* DIRECTIONS FOR THIS TASK *
Return every line of the data below that includes the string "ffffff".

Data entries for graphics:
*-*-*

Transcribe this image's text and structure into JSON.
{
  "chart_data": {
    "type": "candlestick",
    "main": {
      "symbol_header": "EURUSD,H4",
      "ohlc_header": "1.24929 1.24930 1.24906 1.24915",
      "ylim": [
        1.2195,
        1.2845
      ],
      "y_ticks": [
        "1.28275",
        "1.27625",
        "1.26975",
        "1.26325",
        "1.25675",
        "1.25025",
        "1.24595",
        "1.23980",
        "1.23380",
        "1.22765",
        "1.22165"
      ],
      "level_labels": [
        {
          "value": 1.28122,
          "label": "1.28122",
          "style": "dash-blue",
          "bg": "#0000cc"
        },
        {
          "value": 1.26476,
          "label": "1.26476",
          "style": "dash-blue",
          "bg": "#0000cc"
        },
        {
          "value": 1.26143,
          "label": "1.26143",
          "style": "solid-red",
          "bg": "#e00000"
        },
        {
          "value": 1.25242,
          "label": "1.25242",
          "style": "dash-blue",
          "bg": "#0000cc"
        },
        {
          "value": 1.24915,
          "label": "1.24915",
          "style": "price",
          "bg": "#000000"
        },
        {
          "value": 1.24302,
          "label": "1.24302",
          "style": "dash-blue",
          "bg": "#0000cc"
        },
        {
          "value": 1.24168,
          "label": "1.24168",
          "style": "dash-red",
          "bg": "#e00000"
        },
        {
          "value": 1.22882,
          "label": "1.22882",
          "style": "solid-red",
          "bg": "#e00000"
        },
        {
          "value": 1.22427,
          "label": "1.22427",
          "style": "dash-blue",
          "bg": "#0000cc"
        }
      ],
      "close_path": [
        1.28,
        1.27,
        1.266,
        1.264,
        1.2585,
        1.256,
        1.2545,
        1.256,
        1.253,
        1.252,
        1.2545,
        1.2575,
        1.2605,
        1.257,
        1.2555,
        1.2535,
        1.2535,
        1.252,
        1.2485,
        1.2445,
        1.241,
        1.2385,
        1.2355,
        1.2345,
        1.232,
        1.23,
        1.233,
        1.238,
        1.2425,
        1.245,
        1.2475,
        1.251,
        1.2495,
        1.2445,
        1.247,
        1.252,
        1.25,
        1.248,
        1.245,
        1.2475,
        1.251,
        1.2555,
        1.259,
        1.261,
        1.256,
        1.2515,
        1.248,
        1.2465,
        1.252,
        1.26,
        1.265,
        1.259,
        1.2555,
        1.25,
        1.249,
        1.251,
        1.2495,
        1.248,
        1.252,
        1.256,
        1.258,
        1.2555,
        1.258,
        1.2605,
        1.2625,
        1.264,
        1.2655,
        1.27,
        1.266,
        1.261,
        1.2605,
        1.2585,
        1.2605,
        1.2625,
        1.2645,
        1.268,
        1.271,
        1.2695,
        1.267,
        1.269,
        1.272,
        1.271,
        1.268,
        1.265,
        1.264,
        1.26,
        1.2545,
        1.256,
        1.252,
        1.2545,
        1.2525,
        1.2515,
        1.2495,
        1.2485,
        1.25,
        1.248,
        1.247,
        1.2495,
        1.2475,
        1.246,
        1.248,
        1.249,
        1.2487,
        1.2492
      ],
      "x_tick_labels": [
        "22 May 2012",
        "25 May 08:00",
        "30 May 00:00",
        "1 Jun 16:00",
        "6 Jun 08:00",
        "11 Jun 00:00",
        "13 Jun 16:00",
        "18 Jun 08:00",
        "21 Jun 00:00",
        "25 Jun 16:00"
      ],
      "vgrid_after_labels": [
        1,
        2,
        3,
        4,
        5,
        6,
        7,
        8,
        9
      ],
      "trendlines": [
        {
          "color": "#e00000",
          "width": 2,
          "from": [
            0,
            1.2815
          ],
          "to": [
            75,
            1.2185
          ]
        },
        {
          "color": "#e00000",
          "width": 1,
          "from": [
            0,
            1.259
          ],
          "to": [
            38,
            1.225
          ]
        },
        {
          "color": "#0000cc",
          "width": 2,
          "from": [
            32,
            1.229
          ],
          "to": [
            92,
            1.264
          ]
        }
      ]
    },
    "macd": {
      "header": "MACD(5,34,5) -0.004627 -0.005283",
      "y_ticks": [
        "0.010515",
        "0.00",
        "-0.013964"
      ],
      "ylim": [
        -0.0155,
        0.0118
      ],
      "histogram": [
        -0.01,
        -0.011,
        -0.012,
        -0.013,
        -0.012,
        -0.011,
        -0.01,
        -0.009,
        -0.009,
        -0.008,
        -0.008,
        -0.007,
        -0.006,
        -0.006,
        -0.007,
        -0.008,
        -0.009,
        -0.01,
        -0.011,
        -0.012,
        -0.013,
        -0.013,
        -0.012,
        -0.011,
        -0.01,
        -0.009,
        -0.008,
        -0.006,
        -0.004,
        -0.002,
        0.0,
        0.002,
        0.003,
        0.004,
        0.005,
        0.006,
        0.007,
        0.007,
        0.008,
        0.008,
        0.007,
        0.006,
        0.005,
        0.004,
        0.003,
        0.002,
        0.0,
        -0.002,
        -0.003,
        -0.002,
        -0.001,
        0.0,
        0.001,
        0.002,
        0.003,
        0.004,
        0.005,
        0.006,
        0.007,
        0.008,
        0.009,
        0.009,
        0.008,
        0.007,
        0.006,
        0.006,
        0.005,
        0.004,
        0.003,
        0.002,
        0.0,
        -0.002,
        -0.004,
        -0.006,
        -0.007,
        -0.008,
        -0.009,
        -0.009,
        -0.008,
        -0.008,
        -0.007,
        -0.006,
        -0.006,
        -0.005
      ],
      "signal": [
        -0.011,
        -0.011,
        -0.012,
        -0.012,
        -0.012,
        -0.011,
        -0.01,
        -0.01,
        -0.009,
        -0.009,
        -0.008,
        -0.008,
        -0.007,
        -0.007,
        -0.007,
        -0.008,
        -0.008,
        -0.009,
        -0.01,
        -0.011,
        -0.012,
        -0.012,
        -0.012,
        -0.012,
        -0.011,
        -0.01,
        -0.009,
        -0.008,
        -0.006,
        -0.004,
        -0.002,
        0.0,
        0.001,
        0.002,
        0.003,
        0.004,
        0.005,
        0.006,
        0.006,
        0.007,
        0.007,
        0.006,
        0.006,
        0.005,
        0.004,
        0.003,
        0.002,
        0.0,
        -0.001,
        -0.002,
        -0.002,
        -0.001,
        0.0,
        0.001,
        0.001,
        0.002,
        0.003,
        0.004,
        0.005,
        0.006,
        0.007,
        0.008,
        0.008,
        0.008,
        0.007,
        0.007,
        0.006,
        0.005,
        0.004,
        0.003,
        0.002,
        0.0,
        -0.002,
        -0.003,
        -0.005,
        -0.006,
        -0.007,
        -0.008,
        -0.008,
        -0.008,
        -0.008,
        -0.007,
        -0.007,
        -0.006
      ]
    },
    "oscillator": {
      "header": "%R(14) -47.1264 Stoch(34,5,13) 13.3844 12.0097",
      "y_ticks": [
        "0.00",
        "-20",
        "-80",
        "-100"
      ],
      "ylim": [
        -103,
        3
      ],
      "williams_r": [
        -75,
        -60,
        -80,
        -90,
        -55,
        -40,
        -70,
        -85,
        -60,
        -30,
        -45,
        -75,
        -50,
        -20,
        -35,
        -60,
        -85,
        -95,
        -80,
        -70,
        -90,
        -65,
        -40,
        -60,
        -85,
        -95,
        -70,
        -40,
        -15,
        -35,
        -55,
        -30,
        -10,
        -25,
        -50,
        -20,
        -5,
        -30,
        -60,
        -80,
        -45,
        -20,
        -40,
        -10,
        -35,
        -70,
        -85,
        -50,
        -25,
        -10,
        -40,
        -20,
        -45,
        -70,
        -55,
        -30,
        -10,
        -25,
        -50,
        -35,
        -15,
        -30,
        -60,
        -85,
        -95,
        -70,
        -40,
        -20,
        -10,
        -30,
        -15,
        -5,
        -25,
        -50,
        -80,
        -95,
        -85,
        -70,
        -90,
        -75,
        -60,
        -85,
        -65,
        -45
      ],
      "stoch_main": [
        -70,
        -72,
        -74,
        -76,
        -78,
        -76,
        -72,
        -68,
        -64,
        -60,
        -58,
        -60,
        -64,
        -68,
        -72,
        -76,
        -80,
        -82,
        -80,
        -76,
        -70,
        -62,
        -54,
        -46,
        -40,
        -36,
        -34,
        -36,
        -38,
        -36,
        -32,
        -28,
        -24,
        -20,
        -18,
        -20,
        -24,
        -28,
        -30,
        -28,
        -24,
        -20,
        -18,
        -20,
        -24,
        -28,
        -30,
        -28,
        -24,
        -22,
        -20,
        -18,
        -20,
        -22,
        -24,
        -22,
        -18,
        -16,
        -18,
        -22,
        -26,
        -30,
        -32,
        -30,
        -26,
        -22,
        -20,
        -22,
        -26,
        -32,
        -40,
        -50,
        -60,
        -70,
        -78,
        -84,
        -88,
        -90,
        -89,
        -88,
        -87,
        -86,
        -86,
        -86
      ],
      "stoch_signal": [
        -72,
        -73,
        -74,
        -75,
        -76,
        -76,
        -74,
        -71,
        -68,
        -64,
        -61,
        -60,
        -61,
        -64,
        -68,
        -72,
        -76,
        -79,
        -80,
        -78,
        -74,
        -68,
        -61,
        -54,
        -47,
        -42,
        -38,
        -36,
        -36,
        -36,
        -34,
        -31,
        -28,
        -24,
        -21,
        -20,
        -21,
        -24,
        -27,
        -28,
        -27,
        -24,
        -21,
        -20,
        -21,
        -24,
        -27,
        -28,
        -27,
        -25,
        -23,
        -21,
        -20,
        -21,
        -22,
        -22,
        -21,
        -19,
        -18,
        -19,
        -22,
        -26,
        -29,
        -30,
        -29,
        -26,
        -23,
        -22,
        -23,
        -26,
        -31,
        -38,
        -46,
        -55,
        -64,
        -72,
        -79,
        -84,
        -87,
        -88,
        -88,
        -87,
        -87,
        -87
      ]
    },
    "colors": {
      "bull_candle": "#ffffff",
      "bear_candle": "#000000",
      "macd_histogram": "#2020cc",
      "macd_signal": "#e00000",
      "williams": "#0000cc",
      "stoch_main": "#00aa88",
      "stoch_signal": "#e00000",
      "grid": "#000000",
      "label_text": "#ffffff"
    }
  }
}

*-*-*

* FINISHED EXERCISE *
      "bull_candle": "#ffffff",
      "label_text": "#ffffff"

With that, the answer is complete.